* begin *
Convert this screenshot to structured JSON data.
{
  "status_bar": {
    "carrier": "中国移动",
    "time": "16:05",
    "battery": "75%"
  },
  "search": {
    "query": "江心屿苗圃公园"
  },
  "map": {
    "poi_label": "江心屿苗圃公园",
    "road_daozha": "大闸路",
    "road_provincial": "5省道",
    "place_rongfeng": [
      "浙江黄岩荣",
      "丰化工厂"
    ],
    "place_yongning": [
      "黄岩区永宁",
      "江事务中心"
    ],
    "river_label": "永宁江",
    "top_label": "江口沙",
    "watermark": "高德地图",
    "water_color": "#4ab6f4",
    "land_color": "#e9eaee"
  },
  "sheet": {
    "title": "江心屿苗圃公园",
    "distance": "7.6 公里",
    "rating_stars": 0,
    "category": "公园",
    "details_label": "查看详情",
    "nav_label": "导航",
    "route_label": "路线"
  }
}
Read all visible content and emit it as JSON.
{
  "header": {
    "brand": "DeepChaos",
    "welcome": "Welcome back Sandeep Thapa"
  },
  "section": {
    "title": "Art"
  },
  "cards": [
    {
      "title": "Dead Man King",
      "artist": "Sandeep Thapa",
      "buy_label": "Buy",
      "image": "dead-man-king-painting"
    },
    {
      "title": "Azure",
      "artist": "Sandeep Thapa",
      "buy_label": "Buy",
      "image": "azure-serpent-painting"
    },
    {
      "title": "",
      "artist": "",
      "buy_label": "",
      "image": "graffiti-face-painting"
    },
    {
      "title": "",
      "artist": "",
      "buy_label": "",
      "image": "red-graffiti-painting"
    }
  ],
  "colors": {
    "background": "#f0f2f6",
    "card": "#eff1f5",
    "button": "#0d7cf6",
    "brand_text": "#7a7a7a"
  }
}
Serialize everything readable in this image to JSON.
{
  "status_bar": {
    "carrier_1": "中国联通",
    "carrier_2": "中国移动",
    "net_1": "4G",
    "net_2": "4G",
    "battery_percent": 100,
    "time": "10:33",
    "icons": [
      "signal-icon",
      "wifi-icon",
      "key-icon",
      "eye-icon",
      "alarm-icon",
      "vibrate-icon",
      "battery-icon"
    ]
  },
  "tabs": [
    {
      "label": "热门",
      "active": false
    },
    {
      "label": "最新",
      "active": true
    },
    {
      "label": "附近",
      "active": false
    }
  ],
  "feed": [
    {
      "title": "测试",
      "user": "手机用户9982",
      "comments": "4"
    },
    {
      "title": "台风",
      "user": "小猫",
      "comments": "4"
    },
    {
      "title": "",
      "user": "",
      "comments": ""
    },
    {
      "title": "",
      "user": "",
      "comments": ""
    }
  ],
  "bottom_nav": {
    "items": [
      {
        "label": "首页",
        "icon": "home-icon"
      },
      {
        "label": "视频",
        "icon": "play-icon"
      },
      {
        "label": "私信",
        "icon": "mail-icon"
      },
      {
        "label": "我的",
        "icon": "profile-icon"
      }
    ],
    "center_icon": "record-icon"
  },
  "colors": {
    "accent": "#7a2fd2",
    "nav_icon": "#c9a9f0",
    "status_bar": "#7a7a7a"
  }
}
* end *
• [TO DO] Every line above should be written out again exactly as it stands.

• [RESULT FOR THIS TASK]
Convert this screenshot to structured JSON data.
{
  "status_bar": {
    "carrier": "中国移动",
    "time": "16:05",
    "battery": "75%"
  },
  "search": {
    "query": "江心屿苗圃公园"
  },
  "map": {
    "poi_label": "江心屿苗圃公园",
    "road_daozha": "大闸路",
    "road_provincial": "5省道",
    "place_rongfeng": [
      "浙江黄岩荣",
      "丰化工厂"
    ],
    "place_yongning": [
      "黄岩区永宁",
      "江事务中心"
    ],
    "river_label": "永宁江",
    "top_label": "江口沙",
    "watermark": "高德地图",
    "water_color": "#4ab6f4",
    "land_color": "#e9eaee"
  },
  "sheet": {
    "title": "江心屿苗圃公园",
    "distance": "7.6 公里",
    "rating_stars": 0,
    "category": "公园",
    "details_label": "查看详情",
    "nav_label": "导航",
    "route_label": "路线"
  }
}
Read all visible content and emit it as JSON.
{
  "header": {
    "brand": "DeepChaos",
    "welcome": "Welcome back Sandeep Thapa"
  },
  "section": {
    "title": "Art"
  },
  "cards": [
    {
      "title": "Dead Man King",
      "artist": "Sandeep Thapa",
      "buy_label": "Buy",
      "image": "dead-man-king-painting"
    },
    {
      "title": "Azure",
      "artist": "Sandeep Thapa",
      "buy_label": "Buy",
      "image": "azure-serpent-painting"
    },
    {
      "title": "",
      "artist": "",
      "buy_label": "",
      "image": "graffiti-face-painting"
    },
    {
      "title": "",
      "artist": "",
      "buy_label": "",
      "image": "red-graffiti-painting"
    }
  ],
  "colors": {
    "background": "#f0f2f6",
    "card": "#eff1f5",
    "button": "#0d7cf6",
    "brand_text": "#7a7a7a"
  }
}
Serialize everything readable in this image to JSON.
{
  "status_bar": {
    "carrier_1": "中国联通",
    "carrier_2": "中国移动",
    "net_1": "4G",
    "net_2": "4G",
    "battery_percent": 100,
    "time": "10:33",
    "icons": [
      "signal-icon",
      "wifi-icon",
      "key-icon",
      "eye-icon",
      "alarm-icon",
      "vibrate-icon",
      "battery-icon"
    ]
  },
  "tabs": [
    {
      "label": "热门",
      "active": false
    },
    {
      "label": "最新",
      "active": true
    },
    {
      "label": "附近",
      "active": false
    }
  ],
  "feed": [
    {
      "title": "测试",
      "user": "手机用户9982",
      "comments": "4"
    },
    {
      "title": "台风",
      "user": "小猫",
      "comments": "4"
    },
    {
      "title": "",
      "user": "",
      "comments": ""
    },
    {
      "title": "",
      "user": "",
      "comments": ""
    }
  ],
  "bottom_nav": {
    "items": [
      {
        "label": "首页",
        "icon": "home-icon"
      },
      {
        "label": "视频",
        "icon": "play-icon"
      },
      {
        "label": "私信",
        "icon": "mail-icon"
      },
      {
        "label": "我的",
        "icon": "profile-icon"
      }
    ],
    "center_icon": "record-icon"
  },
  "colors": {
    "accent": "#7a2fd2",
    "nav_icon": "#c9a9f0",
    "status_bar": "#7a7a7a"
  }
}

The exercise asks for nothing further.